▶ _Exercise instructions_
Write out the whole listing again, exactly.

START Raw records

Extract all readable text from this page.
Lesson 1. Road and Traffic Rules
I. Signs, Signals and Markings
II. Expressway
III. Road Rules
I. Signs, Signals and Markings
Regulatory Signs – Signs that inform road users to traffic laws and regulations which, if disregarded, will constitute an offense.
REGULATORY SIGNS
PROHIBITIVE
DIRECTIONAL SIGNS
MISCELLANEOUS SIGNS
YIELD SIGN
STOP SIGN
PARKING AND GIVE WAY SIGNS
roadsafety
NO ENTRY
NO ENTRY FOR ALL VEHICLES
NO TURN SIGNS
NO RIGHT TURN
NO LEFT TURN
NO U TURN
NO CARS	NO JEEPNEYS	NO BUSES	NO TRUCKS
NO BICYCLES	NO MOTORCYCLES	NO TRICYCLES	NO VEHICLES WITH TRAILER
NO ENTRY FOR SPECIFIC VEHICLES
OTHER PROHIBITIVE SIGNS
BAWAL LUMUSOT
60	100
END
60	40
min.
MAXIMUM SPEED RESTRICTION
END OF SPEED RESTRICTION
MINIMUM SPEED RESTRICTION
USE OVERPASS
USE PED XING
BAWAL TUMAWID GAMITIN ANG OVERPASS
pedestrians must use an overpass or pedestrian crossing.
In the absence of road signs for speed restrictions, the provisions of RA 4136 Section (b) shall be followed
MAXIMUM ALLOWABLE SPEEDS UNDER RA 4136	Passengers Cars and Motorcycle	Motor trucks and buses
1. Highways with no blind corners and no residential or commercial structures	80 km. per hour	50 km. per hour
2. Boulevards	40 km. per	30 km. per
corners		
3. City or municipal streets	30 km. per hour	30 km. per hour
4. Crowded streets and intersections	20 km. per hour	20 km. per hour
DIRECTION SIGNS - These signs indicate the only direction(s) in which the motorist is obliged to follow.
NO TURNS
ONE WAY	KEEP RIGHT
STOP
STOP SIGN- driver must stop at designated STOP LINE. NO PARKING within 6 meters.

END Raw records

▶ _Output below_
Extract all readable text from this page.
Lesson 1. Road and Traffic Rules
I. Signs, Signals and Markings
II. Expressway
III. Road Rules
I. Signs, Signals and Markings
Regulatory Signs – Signs that inform road users to traffic laws and regulations which, if disregarded, will constitute an offense.
REGULATORY SIGNS
PROHIBITIVE
DIRECTIONAL SIGNS
MISCELLANEOUS SIGNS
YIELD SIGN
STOP SIGN
PARKING AND GIVE WAY SIGNS
roadsafety
NO ENTRY
NO ENTRY FOR ALL VEHICLES
NO TURN SIGNS
NO RIGHT TURN
NO LEFT TURN
NO U TURN
NO CARS	NO JEEPNEYS	NO BUSES	NO TRUCKS
NO BICYCLES	NO MOTORCYCLES	NO TRICYCLES	NO VEHICLES WITH TRAILER
NO ENTRY FOR SPECIFIC VEHICLES
OTHER PROHIBITIVE SIGNS
BAWAL LUMUSOT
60	100
END
60	40
min.
MAXIMUM SPEED RESTRICTION
END OF SPEED RESTRICTION
MINIMUM SPEED RESTRICTION
USE OVERPASS
USE PED XING
BAWAL TUMAWID GAMITIN ANG OVERPASS
pedestrians must use an overpass or pedestrian crossing.
In the absence of road signs for speed restrictions, the provisions of RA 4136 Section (b) shall be followed
MAXIMUM ALLOWABLE SPEEDS UNDER RA 4136	Passengers Cars and Motorcycle	Motor trucks and buses
1. Highways with no blind corners and no residential or commercial structures	80 km. per hour	50 km. per hour
2. Boulevards	40 km. per	30 km. per
corners		
3. City or municipal streets	30 km. per hour	30 km. per hour
4. Crowded streets and intersections	20 km. per hour	20 km. per hour
DIRECTION SIGNS - These signs indicate the only direction(s) in which the motorist is obliged to follow.
NO TURNS
ONE WAY	KEEP RIGHT
STOP
STOP SIGN- driver must stop at designated STOP LINE. NO PARKING within 6 meters.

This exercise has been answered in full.